Source records:
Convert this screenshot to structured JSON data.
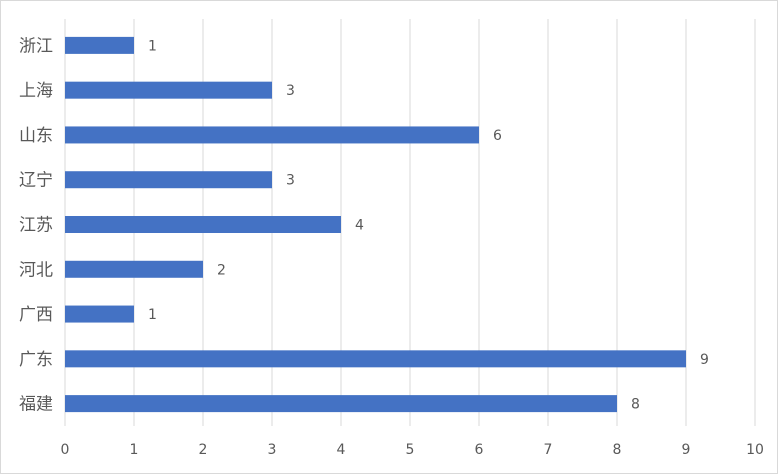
{
  "chart_data": {
    "type": "bar",
    "orientation": "horizontal",
    "categories": [
      "浙江",
      "上海",
      "山东",
      "辽宁",
      "江苏",
      "河北",
      "广西",
      "广东",
      "福建"
    ],
    "values": [
      1,
      3,
      6,
      3,
      4,
      2,
      1,
      9,
      8
    ],
    "xlim": [
      0,
      10
    ],
    "xticks": [
      "0",
      "1",
      "2",
      "3",
      "4",
      "5",
      "6",
      "7",
      "8",
      "9",
      "10"
    ],
    "title": "",
    "xlabel": "",
    "ylabel": "",
    "grid": "vertical",
    "legend": "none",
    "bar_color": "#4472c4",
    "grid_color": "#d9d9d9",
    "label_color": "#595959"
  }
}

» **WRITTEN REQUEST**: What is needed is an exact reproduction of the data, pictures excluded.

» **RESULT BELOW**:
Convert this screenshot to structured JSON data.
{
  "chart_data": {
    "type": "bar",
    "orientation": "horizontal",
    "categories": [
      "浙江",
      "上海",
      "山东",
      "辽宁",
      "江苏",
      "河北",
      "广西",
      "广东",
      "福建"
    ],
    "values": [
      1,
      3,
      6,
      3,
      4,
      2,
      1,
      9,
      8
    ],
    "xlim": [
      0,
      10
    ],
    "xticks": [
      "0",
      "1",
      "2",
      "3",
      "4",
      "5",
      "6",
      "7",
      "8",
      "9",
      "10"
    ],
    "title": "",
    "xlabel": "",
    "ylabel": "",
    "grid": "vertical",
    "legend": "none",
    "bar_color": "#4472c4",
    "grid_color": "#d9d9d9",
    "label_color": "#595959"
  }
}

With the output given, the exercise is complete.